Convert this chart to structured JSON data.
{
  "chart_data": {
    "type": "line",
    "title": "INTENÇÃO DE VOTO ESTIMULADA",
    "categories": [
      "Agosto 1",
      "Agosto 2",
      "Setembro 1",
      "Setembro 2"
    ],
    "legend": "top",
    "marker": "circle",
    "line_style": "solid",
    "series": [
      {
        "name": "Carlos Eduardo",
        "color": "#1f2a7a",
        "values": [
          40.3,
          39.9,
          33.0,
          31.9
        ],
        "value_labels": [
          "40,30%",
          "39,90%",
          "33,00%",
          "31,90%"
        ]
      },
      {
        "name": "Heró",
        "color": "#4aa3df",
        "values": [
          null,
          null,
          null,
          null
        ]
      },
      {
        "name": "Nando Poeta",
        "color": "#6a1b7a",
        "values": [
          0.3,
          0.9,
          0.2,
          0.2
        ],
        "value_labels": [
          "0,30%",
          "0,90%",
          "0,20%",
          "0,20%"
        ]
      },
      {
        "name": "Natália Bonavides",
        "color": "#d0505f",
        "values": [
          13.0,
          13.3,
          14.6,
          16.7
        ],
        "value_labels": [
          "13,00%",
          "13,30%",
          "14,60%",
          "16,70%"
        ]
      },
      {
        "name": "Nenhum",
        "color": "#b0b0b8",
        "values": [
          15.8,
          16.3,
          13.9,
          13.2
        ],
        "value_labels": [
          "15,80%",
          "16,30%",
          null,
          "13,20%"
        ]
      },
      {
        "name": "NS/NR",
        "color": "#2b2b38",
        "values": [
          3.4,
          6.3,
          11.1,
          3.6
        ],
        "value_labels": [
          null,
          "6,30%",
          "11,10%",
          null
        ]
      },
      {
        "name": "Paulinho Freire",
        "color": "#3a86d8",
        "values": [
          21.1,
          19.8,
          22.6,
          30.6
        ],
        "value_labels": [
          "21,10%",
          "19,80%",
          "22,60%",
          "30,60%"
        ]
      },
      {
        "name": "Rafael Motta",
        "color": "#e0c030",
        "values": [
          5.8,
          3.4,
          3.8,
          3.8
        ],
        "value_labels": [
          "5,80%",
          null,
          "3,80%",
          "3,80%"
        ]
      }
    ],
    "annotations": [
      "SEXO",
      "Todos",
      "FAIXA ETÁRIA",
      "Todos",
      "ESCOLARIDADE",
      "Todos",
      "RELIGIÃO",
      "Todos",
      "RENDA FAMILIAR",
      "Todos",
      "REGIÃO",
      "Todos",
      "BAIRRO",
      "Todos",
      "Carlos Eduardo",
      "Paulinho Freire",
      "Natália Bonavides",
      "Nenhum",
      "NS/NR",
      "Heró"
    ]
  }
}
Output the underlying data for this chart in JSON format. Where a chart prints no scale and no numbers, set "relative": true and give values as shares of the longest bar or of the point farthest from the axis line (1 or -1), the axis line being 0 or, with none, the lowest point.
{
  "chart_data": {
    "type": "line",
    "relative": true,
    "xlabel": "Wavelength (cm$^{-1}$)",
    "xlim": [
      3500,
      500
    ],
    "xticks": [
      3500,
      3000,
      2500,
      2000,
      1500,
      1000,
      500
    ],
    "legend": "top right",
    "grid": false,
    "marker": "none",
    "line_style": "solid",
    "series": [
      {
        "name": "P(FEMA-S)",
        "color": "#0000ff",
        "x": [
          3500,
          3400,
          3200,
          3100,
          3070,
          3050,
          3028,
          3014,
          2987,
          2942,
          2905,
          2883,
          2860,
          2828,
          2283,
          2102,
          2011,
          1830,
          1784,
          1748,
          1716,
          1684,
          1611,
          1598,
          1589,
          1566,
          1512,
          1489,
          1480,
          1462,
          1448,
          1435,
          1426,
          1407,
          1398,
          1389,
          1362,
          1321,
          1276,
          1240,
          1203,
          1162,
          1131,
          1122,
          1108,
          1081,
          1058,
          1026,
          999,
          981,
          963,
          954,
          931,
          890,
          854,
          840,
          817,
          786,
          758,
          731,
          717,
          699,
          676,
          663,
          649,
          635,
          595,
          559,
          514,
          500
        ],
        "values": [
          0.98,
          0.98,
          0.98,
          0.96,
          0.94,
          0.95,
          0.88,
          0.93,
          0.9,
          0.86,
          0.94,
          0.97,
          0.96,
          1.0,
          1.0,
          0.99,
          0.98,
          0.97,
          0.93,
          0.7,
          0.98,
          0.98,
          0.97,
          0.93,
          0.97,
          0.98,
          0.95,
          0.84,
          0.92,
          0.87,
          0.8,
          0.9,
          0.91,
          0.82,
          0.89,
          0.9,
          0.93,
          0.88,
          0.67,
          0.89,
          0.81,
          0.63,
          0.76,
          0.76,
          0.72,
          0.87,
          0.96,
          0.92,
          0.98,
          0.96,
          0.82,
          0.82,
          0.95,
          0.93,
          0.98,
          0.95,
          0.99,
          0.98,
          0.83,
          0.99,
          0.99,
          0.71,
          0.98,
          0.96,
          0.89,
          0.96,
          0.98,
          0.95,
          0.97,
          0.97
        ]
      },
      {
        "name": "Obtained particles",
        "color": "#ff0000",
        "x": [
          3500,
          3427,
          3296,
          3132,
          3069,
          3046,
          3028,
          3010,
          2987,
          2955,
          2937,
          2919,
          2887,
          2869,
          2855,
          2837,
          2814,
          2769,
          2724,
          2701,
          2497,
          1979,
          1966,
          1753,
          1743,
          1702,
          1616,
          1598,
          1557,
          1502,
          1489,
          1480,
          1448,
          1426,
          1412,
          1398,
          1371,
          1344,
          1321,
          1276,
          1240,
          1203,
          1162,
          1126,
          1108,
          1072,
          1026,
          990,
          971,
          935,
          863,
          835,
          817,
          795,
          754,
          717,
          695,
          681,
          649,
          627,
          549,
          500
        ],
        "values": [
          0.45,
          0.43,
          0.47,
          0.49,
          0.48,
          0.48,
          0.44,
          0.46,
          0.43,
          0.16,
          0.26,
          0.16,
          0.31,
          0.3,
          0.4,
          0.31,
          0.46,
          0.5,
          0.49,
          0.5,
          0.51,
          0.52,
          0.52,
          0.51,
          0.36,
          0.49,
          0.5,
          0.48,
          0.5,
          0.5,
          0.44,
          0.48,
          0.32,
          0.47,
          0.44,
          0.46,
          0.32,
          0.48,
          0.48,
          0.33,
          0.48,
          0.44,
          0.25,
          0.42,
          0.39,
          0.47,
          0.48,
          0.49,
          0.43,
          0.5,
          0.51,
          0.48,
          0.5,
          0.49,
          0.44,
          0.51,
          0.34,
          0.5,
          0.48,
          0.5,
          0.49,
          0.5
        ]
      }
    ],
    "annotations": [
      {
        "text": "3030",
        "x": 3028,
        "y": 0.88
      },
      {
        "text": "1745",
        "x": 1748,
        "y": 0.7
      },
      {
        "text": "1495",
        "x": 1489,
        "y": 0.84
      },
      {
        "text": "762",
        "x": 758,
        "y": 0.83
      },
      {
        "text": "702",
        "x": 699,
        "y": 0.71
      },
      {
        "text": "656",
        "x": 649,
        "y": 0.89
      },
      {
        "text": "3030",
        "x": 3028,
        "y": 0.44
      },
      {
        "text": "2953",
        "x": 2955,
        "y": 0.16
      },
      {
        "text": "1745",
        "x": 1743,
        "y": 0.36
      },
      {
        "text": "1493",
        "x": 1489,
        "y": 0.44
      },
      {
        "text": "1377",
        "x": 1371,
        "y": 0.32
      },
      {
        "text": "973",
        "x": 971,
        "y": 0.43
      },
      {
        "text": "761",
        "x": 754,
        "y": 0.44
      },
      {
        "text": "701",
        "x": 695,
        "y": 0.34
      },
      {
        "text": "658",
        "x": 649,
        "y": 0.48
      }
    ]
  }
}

━━━━━━━━━━━━━━━━━━━━

Show all lines in the entries above where the word "none" appears.

### FULL SOLUTION:
Output the underlying data for this chart in JSON format. Where a chart prints no scale and no numbers, set "relative": true and give values as shares of the longest bar or of the point farthest from the axis line (1 or -1), the axis line being 0 or, with none, the lowest point.
    "marker": "none",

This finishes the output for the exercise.